(Data for the task)
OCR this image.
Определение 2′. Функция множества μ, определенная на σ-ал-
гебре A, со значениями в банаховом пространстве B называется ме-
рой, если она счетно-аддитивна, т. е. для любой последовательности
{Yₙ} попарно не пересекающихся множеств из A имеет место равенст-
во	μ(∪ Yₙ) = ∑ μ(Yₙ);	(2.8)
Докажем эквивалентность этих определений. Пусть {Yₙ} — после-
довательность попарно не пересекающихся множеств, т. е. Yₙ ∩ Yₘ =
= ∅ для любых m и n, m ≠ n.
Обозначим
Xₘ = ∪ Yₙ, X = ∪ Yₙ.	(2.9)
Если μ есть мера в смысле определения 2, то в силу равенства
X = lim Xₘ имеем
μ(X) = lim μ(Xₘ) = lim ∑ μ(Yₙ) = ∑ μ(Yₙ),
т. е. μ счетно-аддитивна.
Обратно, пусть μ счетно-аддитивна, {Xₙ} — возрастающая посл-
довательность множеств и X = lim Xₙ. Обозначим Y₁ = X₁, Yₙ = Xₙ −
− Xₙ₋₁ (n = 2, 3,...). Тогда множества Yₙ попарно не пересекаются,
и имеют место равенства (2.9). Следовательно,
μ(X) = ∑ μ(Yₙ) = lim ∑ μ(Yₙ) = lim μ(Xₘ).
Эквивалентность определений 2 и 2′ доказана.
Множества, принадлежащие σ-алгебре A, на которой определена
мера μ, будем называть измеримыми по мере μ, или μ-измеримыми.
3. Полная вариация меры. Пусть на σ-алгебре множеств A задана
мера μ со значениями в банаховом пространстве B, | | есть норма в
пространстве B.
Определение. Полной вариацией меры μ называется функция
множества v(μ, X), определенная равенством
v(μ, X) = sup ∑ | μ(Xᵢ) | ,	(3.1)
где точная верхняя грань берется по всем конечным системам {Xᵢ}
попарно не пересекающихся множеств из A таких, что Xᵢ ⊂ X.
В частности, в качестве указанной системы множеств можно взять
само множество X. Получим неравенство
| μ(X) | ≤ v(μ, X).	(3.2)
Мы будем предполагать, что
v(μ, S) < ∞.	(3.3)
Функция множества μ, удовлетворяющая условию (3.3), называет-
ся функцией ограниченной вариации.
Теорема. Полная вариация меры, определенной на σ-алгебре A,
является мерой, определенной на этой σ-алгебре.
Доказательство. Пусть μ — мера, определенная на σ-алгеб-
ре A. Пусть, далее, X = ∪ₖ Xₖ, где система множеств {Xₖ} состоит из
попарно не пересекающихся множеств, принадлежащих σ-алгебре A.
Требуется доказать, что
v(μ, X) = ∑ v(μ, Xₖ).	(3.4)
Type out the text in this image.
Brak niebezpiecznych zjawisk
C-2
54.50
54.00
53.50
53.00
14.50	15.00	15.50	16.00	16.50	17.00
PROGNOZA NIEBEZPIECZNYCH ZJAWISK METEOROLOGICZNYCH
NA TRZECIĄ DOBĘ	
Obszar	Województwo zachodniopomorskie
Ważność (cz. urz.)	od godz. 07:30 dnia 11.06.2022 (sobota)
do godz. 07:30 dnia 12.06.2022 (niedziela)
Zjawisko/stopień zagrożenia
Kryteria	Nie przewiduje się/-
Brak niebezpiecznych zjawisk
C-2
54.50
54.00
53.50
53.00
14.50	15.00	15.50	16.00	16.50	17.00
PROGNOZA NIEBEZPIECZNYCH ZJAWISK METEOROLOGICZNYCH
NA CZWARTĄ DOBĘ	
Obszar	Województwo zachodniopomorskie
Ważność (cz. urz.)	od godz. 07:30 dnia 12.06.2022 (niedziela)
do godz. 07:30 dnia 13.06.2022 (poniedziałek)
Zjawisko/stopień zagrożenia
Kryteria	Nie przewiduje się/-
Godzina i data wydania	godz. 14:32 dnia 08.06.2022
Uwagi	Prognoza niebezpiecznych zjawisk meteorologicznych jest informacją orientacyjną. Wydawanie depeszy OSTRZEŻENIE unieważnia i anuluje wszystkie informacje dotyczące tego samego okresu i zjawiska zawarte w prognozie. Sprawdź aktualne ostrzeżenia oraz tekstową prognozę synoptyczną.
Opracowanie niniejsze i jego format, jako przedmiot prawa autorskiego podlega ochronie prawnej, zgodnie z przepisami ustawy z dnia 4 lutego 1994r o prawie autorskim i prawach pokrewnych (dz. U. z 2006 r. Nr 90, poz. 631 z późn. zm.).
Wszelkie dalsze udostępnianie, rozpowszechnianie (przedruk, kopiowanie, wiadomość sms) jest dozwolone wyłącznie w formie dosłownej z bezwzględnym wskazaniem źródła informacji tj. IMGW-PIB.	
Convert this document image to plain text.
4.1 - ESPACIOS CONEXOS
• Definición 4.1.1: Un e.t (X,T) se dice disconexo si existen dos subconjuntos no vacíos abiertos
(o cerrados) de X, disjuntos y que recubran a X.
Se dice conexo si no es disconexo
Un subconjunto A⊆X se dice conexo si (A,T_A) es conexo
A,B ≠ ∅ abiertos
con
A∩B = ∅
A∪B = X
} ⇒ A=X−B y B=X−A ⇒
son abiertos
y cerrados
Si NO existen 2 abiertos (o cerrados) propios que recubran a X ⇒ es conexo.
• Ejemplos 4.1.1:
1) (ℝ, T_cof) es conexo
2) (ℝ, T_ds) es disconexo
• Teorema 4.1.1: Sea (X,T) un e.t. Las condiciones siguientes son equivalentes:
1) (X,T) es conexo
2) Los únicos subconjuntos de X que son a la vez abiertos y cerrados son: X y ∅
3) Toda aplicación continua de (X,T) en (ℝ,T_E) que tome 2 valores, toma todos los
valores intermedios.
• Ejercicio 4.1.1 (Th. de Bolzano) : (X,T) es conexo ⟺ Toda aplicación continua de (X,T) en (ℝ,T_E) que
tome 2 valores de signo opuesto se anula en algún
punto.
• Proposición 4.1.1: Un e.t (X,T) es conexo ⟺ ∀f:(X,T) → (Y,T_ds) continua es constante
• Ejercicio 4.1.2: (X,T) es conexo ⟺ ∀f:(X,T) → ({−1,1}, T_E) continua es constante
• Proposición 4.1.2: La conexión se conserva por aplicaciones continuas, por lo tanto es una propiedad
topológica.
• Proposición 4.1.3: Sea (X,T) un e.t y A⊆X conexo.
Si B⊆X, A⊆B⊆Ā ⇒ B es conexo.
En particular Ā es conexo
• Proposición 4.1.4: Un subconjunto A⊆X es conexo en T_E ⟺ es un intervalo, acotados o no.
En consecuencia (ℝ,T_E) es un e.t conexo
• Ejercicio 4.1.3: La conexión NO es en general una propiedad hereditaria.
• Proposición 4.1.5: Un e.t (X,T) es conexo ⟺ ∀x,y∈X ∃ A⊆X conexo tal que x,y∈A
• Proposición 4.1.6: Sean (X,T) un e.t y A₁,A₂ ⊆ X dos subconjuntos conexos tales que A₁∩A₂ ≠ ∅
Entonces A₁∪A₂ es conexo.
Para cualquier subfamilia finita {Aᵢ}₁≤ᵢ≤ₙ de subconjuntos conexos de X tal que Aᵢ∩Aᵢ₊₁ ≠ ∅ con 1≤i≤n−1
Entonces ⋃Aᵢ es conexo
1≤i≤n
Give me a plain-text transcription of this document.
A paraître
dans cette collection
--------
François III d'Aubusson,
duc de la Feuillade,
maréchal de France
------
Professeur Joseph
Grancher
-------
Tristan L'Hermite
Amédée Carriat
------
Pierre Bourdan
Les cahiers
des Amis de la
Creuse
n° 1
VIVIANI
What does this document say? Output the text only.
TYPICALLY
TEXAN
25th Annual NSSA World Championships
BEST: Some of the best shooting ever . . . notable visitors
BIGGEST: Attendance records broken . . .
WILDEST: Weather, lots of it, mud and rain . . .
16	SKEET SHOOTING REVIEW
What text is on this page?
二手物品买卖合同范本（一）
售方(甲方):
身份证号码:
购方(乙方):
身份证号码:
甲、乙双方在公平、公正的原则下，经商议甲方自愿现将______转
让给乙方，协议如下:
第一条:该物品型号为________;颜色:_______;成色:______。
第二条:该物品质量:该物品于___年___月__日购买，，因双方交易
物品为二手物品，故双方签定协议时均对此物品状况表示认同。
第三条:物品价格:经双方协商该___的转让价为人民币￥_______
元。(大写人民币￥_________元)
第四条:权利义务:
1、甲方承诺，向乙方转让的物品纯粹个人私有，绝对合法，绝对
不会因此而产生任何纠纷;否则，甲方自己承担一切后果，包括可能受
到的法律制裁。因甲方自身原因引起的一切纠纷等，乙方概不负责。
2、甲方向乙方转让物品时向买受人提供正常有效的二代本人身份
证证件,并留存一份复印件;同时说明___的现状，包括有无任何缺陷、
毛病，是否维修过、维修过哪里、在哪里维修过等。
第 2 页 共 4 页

(Problem to solve)
Reproduce every line of the listing above in which the string "Определение" appears.

(Correct result)
Определение 2′. Функция множества μ, определенная на σ-ал-
Определение. Полной вариацией меры μ называется функция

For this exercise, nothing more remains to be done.